— START —

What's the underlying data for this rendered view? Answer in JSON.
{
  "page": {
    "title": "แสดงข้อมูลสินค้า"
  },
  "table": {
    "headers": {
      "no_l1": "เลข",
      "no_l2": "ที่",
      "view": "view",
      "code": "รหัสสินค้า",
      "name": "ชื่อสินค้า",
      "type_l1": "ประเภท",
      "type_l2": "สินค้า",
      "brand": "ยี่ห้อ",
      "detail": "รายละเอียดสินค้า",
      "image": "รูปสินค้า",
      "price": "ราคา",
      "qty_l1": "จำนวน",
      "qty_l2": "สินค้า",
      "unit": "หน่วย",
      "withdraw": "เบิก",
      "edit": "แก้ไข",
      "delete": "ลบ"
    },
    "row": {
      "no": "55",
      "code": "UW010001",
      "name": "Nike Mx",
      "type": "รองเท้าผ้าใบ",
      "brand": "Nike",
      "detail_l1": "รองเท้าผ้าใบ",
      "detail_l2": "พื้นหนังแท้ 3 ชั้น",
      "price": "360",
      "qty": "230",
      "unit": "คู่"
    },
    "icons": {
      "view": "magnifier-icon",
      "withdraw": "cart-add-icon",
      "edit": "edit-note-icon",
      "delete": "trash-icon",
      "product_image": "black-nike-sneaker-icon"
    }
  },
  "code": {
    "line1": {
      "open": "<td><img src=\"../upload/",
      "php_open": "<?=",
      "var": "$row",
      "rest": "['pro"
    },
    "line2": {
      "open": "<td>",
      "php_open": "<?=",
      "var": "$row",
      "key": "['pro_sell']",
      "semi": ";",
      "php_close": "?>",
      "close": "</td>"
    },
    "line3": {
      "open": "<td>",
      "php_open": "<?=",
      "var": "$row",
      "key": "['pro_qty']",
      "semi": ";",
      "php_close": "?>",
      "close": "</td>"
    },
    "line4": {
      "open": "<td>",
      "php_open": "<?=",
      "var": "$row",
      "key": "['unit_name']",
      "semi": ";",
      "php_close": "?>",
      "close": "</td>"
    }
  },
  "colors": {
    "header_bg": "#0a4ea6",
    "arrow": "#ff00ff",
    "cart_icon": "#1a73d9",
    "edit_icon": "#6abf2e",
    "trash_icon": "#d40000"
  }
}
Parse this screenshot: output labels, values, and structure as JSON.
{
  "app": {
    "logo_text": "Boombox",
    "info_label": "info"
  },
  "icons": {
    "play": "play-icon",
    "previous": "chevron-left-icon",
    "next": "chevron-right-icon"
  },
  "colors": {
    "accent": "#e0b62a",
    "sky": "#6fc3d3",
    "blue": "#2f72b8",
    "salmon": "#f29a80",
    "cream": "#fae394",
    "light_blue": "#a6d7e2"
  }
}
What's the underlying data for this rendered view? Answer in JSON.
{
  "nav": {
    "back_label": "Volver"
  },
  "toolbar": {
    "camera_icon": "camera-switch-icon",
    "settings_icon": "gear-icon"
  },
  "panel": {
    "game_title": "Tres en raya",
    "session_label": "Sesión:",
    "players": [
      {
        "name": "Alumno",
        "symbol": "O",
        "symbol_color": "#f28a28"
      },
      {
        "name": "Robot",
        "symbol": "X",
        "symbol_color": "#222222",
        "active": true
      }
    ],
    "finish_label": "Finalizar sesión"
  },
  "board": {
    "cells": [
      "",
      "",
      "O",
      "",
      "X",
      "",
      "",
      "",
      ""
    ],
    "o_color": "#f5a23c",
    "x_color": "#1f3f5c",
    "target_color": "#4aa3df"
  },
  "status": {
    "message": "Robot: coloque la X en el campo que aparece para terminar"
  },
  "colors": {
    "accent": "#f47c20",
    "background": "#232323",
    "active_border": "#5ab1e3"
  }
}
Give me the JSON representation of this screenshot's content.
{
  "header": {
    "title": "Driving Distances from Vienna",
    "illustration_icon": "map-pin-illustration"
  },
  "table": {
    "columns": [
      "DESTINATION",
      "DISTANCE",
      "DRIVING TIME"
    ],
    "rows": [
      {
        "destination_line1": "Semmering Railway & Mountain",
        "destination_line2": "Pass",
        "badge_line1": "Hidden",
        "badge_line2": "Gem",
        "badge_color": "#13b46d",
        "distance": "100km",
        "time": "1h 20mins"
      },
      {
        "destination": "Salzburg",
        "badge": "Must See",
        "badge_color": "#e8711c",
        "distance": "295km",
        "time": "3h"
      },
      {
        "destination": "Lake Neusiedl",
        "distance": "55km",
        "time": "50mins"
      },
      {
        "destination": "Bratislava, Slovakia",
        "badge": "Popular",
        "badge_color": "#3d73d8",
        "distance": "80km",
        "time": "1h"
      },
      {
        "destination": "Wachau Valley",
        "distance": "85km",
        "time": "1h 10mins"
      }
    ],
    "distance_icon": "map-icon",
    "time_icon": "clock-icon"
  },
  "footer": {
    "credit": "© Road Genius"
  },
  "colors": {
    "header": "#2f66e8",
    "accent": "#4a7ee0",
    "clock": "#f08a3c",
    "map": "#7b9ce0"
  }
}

— END —

Identify the lines in the entries above that contain "withdraw", then copy them out.

      "withdraw": "เบิก",
      "withdraw": "cart-add-icon",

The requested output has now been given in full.